*PAGE:*

--------------------------------

Extensibility

Custom graph builders

The squidpy.gr.neighbors module exposes two builder base classes:

  • GraphBuilder is the generic builder pipeline. Use it when you want to plug in a custom coordinate type or sparse-matrix backend.

  • GraphBuilderCSR is the CSR-specialized builder used by the built-in graph construction strategies. Use it when your builder returns csr_matrix objects and should reuse Squidpy’s CSR-specific postprocessors, sparse warning suppression, and multi-library combination.

  • Reusable postprocessors such as DistanceIntervalPostprocessor, PercentilePostprocessor, and TransformPostprocessor are also exposed for custom builder composition.

What to override

Base class

Method / property

Required

Purpose

GraphBuilder

build_graph()

yes

Construct and return (adj, dst) using the coordinate and matrix types of your custom backend.

GraphBuilder

postprocessors()

no

Return post-build processing steps for (adj, dst). You can either override this or pass postprocessors=... to super().__init__().

GraphBuilder

combine()

no

Combine per-library results when using library_key. If you do not need library_key support, leaving this unimplemented is fine.

The generic builder only defines the pipeline. The CSR-specialized builder adds multi-library library_key combination and SparseEfficiencyWarning suppression, while built-in and custom CSR builders can compose the public reusable postprocessors for distance-interval pruning, percentile filtering, and adjacency transforms.

--------------------------------

*SUPPLIED MATERIAL:*
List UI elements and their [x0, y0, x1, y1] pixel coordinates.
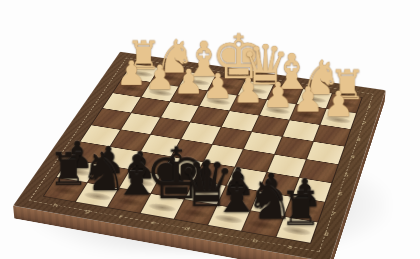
piece-shadow [62, 166, 92, 177]
white-bishop-icon: ♝ [269, 50, 313, 95]
piece-shadow [247, 218, 279, 230]
rank-label-3: 3 [353, 130, 363, 148]
piece-shadow [264, 106, 292, 115]
square-h4 [92, 108, 131, 128]
white-knight-g1: ♞ [154, 35, 183, 77]
piece-shadow [324, 115, 352, 124]
white-knight-icon: ♞ [299, 56, 341, 100]
file-label-e: e [136, 217, 172, 228]
piece-shadow [256, 198, 287, 210]
chess-board: ♜♞♝♚♛♝♞♜♟♟♟♟♟♟♟♟♟♟♟♟♟♟♟♟♜♞♝♚♛♝♞♜ hgfedcb… [13, 51, 386, 259]
piece-shadow [180, 207, 211, 219]
piece-shadow [156, 73, 183, 82]
rank-label-7: 7 [328, 203, 340, 224]
white-rook-icon: ♜ [329, 66, 366, 104]
rank-label-2: 2 [359, 114, 369, 131]
piece-shadow [146, 88, 173, 97]
piece-shadow [50, 185, 81, 196]
rank-label-4: 4 [347, 147, 357, 165]
piece-shadow [222, 193, 253, 204]
file-label-f: f [103, 211, 139, 222]
piece-shadow [114, 196, 145, 207]
file-label-d: d [169, 223, 205, 234]
piece-shadow [82, 190, 113, 201]
rank-label-6: 6 [334, 184, 345, 204]
piece-shadow [184, 77, 211, 86]
scene: ♜♞♝♚♛♝♞♜♟♟♟♟♟♟♟♟♟♟♟♟♟♟♟♟♜♞♝♚♛♝♞♜ hgfedcb… [0, 0, 420, 259]
square-a2: ♟ [320, 108, 356, 128]
white-king-icon: ♚ [211, 30, 266, 87]
piece-shadow [118, 84, 145, 93]
black-pawn-icon: ♟ [61, 137, 94, 171]
piece-shadow [242, 86, 269, 95]
white-bishop-c1: ♝ [269, 50, 298, 95]
square-h5 [81, 125, 121, 146]
white-queen-d1: ♛ [240, 40, 269, 91]
piece-shadow [128, 69, 155, 77]
file-label-h: h [38, 200, 73, 211]
piece-shadow [125, 177, 155, 188]
white-bishop-f1: ♝ [183, 38, 212, 82]
piece-shadow [157, 182, 188, 193]
piece-shadow [294, 110, 322, 119]
piece-shadow [175, 92, 202, 101]
white-rook-a1: ♜ [329, 66, 359, 104]
piece-shadow [213, 213, 245, 225]
piece-shadow [289, 204, 320, 216]
board-right-edge [329, 90, 386, 259]
white-knight-b1: ♞ [299, 56, 329, 100]
piece-shadow [204, 97, 232, 106]
file-label-b: b [237, 235, 274, 246]
piece-shadow [213, 82, 240, 91]
rank-label-5: 5 [341, 165, 352, 184]
square-a8: ♜ [276, 216, 317, 242]
rank-label-1: 1 [365, 98, 375, 114]
piece-shadow [234, 101, 262, 110]
file-label-c: c [203, 229, 240, 240]
piece-shadow [331, 99, 358, 108]
white-bishop-icon: ♝ [183, 38, 226, 82]
photo-stage: ♜♞♝♚♛♝♞♜♟♟♟♟♟♟♟♟♟♟♟♟♟♟♟♟♜♞♝♚♛♝♞♜ hgfedcb… [0, 0, 420, 259]
white-king-e1: ♚ [211, 30, 240, 87]
file-label-a: a [272, 241, 309, 253]
white-rook-icon: ♜ [126, 37, 161, 73]
piece-shadow [190, 187, 221, 198]
rank-label-8: 8 [320, 223, 332, 245]
piece-shadow [94, 171, 124, 182]
board-grid: ♜♞♝♚♛♝♞♜♟♟♟♟♟♟♟♟♟♟♟♟♟♟♟♟♜♞♝♚♛♝♞♜ [44, 63, 361, 242]
piece-shadow [281, 224, 313, 236]
white-rook-h1: ♜ [126, 37, 155, 73]
piece-shadow [271, 90, 298, 99]
square-a4 [307, 141, 344, 163]
piece-shadow [147, 201, 178, 213]
white-queen-icon: ♛ [240, 40, 290, 91]
square-b1: ♞ [297, 89, 332, 108]
file-label-g: g [70, 205, 105, 216]
piece-shadow [301, 95, 328, 104]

--------------------------------

*JOBS:*
• a. Do the following statements agree with the graph builders page? Answer yes or no for each, quoting the deciding words of the page.
(i) GraphBuilderCSR is the builder that the built-in graph construction strategies use.
(ii) The generic builder suppresses SparseEfficiencyWarning.
(iii) A builder that does not need library_key support still has to implement combine().
• b. Return the passage of the graph builders page from "The squidpy.gr.neighbors module" to "or sparse-matrix backend.", word for word.

*ANSWERS GIVEN:*
• a.
(i) Yes: "GraphBuilderCSR is the CSR-specialized builder used by the built-in graph construction strategies."
(ii) No: "The generic builder only defines the pipeline. The CSR-specialized builder adds multi-library library_key combination and SparseEfficiencyWarning suppression"
(iii) No: "If you do not need library_key support, leaving this unimplemented is fine."

• b.
The squidpy.gr.neighbors module exposes two builder base classes:

  • GraphBuilder is the generic builder pipeline. Use it when you want to plug in a custom coordinate type or sparse-matrix backend.